* [Set exercise] Repeat the passage from the transmission-spectra excerpt, word for word, from "Transmission spectra of two samples: R-1200-15" to "arrows and annotated.".
>> start Source excerpt
The optical transmission spectra of two samples (R-1000-5 and R-1200-15) in the range 280–700 nm are shown in the Fig. 6. Both samples are transparent in the visible range, but one can notice significant differences between their transmission spectra. First of these differences is the absolute value of the transmission coefficient at longer wavelengths: for the R-1200-15 material, it is around 55–60 % and for the R-5-1000 one, it is much lower, ca. 25–30 %. The second difference is observed at shorter wavelengths in the UV range, where the sample R-1000-5 is still transparent, and the R-1200-15 one becomes opaque for wavelengths below ca. 340 nm. We have attributed the latter difference to the Eu reduction process being much more advanced in the R-1200-15 material (higher temperature, longer melting in a reducing atmosphere). The higher content of Eu\(^{2+}\) in the material means stronger absorption in the near UV range, which is characteristic for Eu\(^{2+}\) centers39. Moreover, on quite smooth transmission spectra one can see several small ‘kinks’ which have been attributed to the electronic transitions of Eu\(^{3+}\) : \(^5L_6 \leftarrow ^7F_0\) (393 nm), \(^5D_2 \leftarrow ^7F_0\) (465 nm) and \(^5D_2 \leftarrow ^7F_1\) (481 nm). Very similar positions of these transitions (393 nm, 464.5 nm) were reported by Binnemans et al.40 for phosphors based on 75NaPO\(_3\) -20CaF\(_2\) -5EuF\(_3\) . These features are visible for both samples but are slightly stronger for the sample prepared at a lower temperature and shorter time (R-1000-5). This observation is consistent with the higher content of Eu\(^{3+}\) in that sample. The above-mentioned transitions are in perfect agreement with transitions seen in PLE spectra shown in Fig. 5b. The slight shift in the spectrum at ca. 380 nm is a reproducible experimental artifact due to the change of optical settings of the apparatus.

Transmission spectra of two samples: R-1200-15 (purple line) and R-1000-5 (violet line). Characteristic electron transitions of Eu\(^{3+}\) ions were identified, marked with arrows and annotated.
>> end Source excerpt
>> start Data
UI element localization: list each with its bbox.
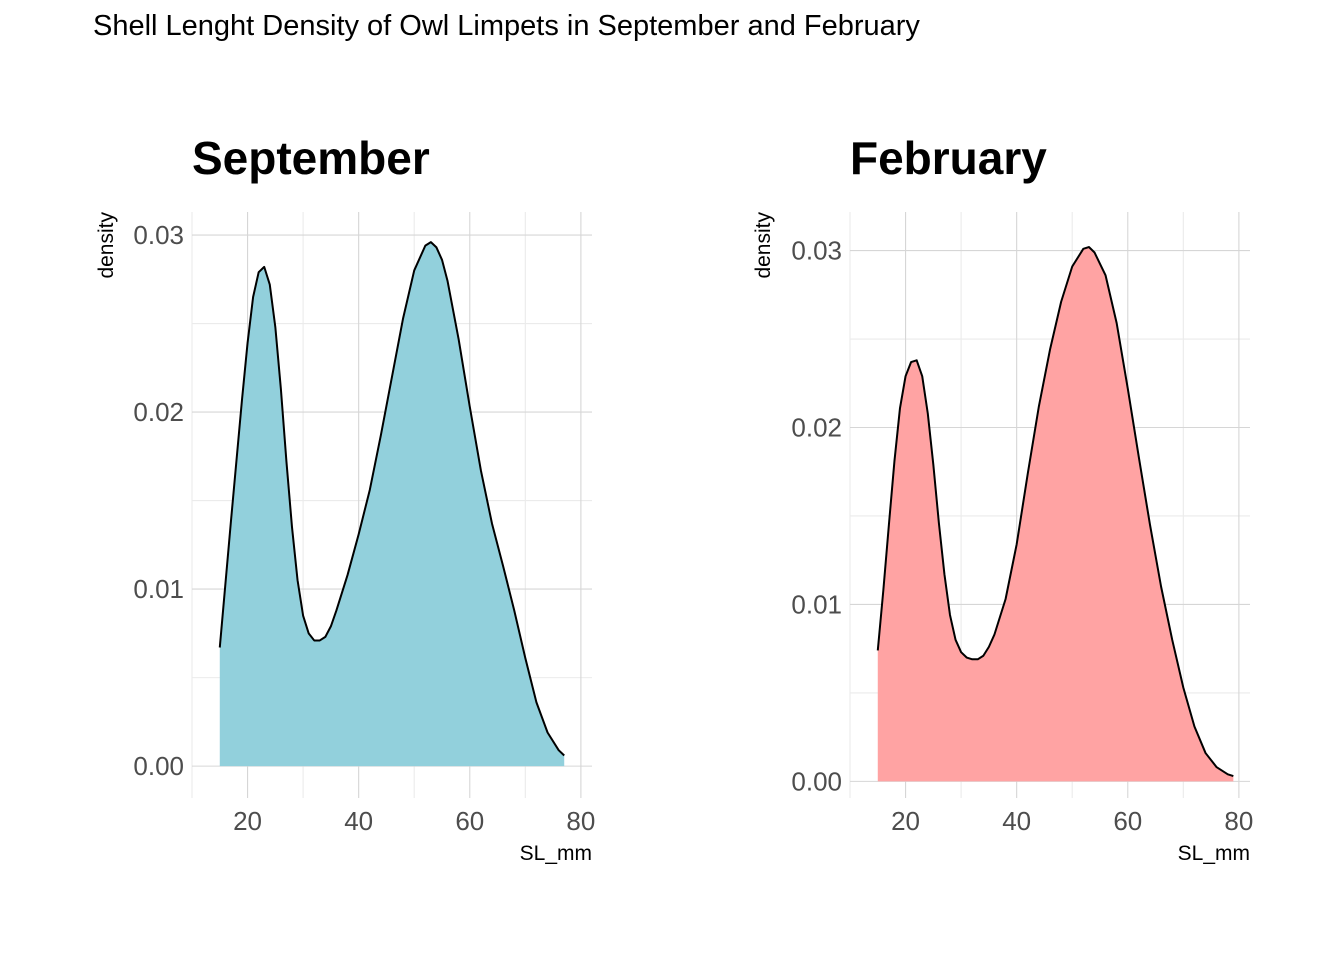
>> end Data
* [Answer below]
Transmission spectra of two samples: R-1200-15 (purple line) and R-1000-5 (violet line). Characteristic electron transitions of Eu\(^{3+}\) ions were identified, marked with arrows and annotated.